▸ Stated goal
Which lines of the listing below contain the string "Base"? Pull out every such line, matching case exactly.
::: Data supplied
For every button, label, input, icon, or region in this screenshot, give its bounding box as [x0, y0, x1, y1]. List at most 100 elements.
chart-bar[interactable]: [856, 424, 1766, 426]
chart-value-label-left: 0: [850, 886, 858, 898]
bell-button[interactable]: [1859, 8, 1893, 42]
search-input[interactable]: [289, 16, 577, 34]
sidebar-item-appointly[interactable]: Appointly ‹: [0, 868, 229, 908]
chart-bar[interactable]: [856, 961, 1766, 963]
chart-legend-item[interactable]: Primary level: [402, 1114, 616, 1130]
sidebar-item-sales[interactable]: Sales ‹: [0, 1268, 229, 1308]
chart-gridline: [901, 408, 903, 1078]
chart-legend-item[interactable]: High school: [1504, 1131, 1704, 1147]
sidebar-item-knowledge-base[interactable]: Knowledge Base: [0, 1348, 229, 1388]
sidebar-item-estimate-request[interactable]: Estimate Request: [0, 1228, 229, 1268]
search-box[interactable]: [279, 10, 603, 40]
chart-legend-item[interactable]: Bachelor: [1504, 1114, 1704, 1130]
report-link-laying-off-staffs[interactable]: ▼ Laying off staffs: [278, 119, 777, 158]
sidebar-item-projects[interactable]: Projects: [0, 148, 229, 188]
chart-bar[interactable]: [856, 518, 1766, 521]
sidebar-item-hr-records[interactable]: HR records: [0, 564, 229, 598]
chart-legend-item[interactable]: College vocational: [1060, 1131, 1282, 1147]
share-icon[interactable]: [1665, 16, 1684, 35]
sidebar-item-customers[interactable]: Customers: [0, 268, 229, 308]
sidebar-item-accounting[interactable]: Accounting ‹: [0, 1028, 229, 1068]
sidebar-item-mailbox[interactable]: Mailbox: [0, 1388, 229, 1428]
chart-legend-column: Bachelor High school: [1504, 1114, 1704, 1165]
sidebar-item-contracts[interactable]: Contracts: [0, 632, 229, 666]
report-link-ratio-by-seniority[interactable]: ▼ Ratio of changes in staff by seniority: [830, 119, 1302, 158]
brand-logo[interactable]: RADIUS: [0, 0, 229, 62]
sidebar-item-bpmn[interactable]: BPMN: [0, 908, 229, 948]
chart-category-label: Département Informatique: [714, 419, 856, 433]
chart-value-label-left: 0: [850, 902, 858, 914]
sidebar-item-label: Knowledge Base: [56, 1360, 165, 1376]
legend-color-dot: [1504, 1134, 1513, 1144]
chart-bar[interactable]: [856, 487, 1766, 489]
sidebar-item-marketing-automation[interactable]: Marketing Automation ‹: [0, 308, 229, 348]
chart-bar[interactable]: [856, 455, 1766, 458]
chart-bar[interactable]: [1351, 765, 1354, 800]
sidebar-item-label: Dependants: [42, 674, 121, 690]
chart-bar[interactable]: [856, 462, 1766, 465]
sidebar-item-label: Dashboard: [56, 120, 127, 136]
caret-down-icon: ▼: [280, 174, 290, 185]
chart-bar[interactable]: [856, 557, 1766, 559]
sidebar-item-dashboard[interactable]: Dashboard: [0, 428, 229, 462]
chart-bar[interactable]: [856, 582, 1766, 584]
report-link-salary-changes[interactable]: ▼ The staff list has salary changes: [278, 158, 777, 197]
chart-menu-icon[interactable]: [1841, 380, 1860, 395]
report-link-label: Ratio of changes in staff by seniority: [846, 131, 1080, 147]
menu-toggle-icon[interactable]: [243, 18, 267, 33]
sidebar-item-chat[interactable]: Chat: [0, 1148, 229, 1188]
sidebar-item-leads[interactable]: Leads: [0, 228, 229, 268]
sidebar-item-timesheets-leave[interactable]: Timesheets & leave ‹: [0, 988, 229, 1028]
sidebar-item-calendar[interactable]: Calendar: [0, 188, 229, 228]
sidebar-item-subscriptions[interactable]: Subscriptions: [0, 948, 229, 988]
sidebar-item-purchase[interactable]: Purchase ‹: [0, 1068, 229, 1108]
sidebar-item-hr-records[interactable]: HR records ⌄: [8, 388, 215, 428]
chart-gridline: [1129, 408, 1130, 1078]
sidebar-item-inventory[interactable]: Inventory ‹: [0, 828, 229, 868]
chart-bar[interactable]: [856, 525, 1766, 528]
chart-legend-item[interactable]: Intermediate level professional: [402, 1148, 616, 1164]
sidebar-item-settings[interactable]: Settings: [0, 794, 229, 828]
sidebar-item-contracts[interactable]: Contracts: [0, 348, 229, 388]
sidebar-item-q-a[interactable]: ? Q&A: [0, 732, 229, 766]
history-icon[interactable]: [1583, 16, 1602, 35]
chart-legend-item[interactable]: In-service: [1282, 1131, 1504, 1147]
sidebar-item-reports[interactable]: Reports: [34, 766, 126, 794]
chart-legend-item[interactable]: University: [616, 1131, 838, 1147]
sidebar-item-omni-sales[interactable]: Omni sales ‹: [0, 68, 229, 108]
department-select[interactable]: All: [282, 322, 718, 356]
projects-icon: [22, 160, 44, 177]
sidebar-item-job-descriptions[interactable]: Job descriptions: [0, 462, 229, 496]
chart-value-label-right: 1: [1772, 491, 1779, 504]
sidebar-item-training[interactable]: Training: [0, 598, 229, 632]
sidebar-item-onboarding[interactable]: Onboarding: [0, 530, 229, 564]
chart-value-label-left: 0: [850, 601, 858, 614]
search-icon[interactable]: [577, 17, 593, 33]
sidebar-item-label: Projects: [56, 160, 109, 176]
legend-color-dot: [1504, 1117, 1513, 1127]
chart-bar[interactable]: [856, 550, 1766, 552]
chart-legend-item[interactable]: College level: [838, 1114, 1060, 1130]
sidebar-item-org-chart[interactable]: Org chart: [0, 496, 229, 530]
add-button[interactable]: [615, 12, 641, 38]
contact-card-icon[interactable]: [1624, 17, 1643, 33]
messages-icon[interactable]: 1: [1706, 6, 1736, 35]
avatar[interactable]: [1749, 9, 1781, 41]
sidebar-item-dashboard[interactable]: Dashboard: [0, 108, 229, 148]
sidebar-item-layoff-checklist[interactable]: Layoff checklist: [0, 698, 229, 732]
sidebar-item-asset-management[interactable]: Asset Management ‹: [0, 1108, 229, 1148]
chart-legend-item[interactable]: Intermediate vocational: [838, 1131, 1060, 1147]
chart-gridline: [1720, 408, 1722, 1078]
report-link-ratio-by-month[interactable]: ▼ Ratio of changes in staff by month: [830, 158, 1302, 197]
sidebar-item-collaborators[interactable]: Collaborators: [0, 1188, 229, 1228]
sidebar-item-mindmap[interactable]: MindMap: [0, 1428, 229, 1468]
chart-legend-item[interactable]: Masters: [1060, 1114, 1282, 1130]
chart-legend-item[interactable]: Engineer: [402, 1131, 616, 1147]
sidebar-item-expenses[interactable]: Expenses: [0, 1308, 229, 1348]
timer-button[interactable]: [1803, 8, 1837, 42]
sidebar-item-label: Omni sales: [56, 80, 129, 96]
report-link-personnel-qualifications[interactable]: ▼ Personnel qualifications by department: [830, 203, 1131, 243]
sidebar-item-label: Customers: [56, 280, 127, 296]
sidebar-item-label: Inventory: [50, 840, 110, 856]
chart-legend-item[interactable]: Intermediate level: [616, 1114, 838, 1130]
::::::
▸ Solution below
sidebar-item-knowledge-base[interactable]: Knowledge Base: [0, 1348, 229, 1388]
sidebar-item-label: Knowledge Base: [56, 1360, 165, 1376]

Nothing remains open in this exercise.